**Task instructions**
Provide the data again in its entirety, exactly as given.
====== Data listing ======
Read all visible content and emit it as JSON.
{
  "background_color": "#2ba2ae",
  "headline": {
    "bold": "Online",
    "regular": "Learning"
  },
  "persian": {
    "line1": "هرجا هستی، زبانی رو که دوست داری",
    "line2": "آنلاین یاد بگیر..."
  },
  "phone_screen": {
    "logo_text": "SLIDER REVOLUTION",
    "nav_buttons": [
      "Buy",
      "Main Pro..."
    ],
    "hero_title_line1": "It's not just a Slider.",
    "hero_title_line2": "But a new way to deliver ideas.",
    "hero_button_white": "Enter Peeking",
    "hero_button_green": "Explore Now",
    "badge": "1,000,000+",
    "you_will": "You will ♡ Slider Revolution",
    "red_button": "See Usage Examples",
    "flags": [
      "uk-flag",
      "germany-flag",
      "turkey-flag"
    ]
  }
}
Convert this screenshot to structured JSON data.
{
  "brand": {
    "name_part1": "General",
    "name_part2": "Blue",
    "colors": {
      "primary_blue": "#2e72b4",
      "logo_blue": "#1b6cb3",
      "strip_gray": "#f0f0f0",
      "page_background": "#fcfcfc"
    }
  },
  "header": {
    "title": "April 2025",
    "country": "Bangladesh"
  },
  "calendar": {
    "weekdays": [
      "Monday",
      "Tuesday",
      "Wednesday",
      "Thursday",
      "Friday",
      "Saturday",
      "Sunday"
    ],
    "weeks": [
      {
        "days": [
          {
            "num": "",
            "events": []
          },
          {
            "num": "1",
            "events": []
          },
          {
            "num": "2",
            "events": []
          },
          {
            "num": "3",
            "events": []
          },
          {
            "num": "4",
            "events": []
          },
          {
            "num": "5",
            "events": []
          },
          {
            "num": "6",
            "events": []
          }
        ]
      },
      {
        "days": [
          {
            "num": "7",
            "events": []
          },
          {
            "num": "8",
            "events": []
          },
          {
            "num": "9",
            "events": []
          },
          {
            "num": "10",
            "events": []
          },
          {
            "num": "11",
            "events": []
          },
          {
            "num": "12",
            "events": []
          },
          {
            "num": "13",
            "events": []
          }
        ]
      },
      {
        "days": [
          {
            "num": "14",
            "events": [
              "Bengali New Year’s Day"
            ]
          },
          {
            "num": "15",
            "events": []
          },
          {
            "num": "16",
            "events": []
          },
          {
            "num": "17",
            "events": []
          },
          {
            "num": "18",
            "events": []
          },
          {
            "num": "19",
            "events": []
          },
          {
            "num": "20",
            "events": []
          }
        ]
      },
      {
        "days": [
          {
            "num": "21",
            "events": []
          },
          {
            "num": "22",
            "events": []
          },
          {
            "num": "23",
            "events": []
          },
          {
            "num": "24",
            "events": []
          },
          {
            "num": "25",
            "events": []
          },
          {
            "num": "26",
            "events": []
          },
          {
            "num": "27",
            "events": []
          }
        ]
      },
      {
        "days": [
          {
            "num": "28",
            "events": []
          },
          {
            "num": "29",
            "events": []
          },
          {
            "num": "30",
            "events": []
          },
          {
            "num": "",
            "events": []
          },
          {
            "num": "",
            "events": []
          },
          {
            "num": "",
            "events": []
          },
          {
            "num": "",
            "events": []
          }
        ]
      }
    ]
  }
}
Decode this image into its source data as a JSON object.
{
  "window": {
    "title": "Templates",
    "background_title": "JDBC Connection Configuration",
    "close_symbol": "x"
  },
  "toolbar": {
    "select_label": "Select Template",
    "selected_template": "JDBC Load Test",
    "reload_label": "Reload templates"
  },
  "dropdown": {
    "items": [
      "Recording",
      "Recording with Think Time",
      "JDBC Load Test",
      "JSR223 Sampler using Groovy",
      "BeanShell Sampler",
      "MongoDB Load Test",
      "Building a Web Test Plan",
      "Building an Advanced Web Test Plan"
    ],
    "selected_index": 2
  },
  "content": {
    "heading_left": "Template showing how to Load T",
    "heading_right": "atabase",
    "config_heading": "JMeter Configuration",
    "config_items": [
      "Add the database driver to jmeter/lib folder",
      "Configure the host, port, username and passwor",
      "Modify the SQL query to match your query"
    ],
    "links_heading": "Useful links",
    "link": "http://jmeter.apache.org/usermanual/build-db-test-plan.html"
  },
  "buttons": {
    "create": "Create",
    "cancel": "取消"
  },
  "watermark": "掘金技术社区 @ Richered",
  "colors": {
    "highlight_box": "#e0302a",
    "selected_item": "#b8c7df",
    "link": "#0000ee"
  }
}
======
**Output for this task**
Read all visible content and emit it as JSON.
{
  "background_color": "#2ba2ae",
  "headline": {
    "bold": "Online",
    "regular": "Learning"
  },
  "persian": {
    "line1": "هرجا هستی، زبانی رو که دوست داری",
    "line2": "آنلاین یاد بگیر..."
  },
  "phone_screen": {
    "logo_text": "SLIDER REVOLUTION",
    "nav_buttons": [
      "Buy",
      "Main Pro..."
    ],
    "hero_title_line1": "It's not just a Slider.",
    "hero_title_line2": "But a new way to deliver ideas.",
    "hero_button_white": "Enter Peeking",
    "hero_button_green": "Explore Now",
    "badge": "1,000,000+",
    "you_will": "You will ♡ Slider Revolution",
    "red_button": "See Usage Examples",
    "flags": [
      "uk-flag",
      "germany-flag",
      "turkey-flag"
    ]
  }
}
Convert this screenshot to structured JSON data.
{
  "brand": {
    "name_part1": "General",
    "name_part2": "Blue",
    "colors": {
      "primary_blue": "#2e72b4",
      "logo_blue": "#1b6cb3",
      "strip_gray": "#f0f0f0",
      "page_background": "#fcfcfc"
    }
  },
  "header": {
    "title": "April 2025",
    "country": "Bangladesh"
  },
  "calendar": {
    "weekdays": [
      "Monday",
      "Tuesday",
      "Wednesday",
      "Thursday",
      "Friday",
      "Saturday",
      "Sunday"
    ],
    "weeks": [
      {
        "days": [
          {
            "num": "",
            "events": []
          },
          {
            "num": "1",
            "events": []
          },
          {
            "num": "2",
            "events": []
          },
          {
            "num": "3",
            "events": []
          },
          {
            "num": "4",
            "events": []
          },
          {
            "num": "5",
            "events": []
          },
          {
            "num": "6",
            "events": []
          }
        ]
      },
      {
        "days": [
          {
            "num": "7",
            "events": []
          },
          {
            "num": "8",
            "events": []
          },
          {
            "num": "9",
            "events": []
          },
          {
            "num": "10",
            "events": []
          },
          {
            "num": "11",
            "events": []
          },
          {
            "num": "12",
            "events": []
          },
          {
            "num": "13",
            "events": []
          }
        ]
      },
      {
        "days": [
          {
            "num": "14",
            "events": [
              "Bengali New Year’s Day"
            ]
          },
          {
            "num": "15",
            "events": []
          },
          {
            "num": "16",
            "events": []
          },
          {
            "num": "17",
            "events": []
          },
          {
            "num": "18",
            "events": []
          },
          {
            "num": "19",
            "events": []
          },
          {
            "num": "20",
            "events": []
          }
        ]
      },
      {
        "days": [
          {
            "num": "21",
            "events": []
          },
          {
            "num": "22",
            "events": []
          },
          {
            "num": "23",
            "events": []
          },
          {
            "num": "24",
            "events": []
          },
          {
            "num": "25",
            "events": []
          },
          {
            "num": "26",
            "events": []
          },
          {
            "num": "27",
            "events": []
          }
        ]
      },
      {
        "days": [
          {
            "num": "28",
            "events": []
          },
          {
            "num": "29",
            "events": []
          },
          {
            "num": "30",
            "events": []
          },
          {
            "num": "",
            "events": []
          },
          {
            "num": "",
            "events": []
          },
          {
            "num": "",
            "events": []
          },
          {
            "num": "",
            "events": []
          }
        ]
      }
    ]
  }
}
Decode this image into its source data as a JSON object.
{
  "window": {
    "title": "Templates",
    "background_title": "JDBC Connection Configuration",
    "close_symbol": "x"
  },
  "toolbar": {
    "select_label": "Select Template",
    "selected_template": "JDBC Load Test",
    "reload_label": "Reload templates"
  },
  "dropdown": {
    "items": [
      "Recording",
      "Recording with Think Time",
      "JDBC Load Test",
      "JSR223 Sampler using Groovy",
      "BeanShell Sampler",
      "MongoDB Load Test",
      "Building a Web Test Plan",
      "Building an Advanced Web Test Plan"
    ],
    "selected_index": 2
  },
  "content": {
    "heading_left": "Template showing how to Load T",
    "heading_right": "atabase",
    "config_heading": "JMeter Configuration",
    "config_items": [
      "Add the database driver to jmeter/lib folder",
      "Configure the host, port, username and passwor",
      "Modify the SQL query to match your query"
    ],
    "links_heading": "Useful links",
    "link": "http://jmeter.apache.org/usermanual/build-db-test-plan.html"
  },
  "buttons": {
    "create": "Create",
    "cancel": "取消"
  },
  "watermark": "掘金技术社区 @ Richered",
  "colors": {
    "highlight_box": "#e0302a",
    "selected_item": "#b8c7df",
    "link": "#0000ee"
  }
}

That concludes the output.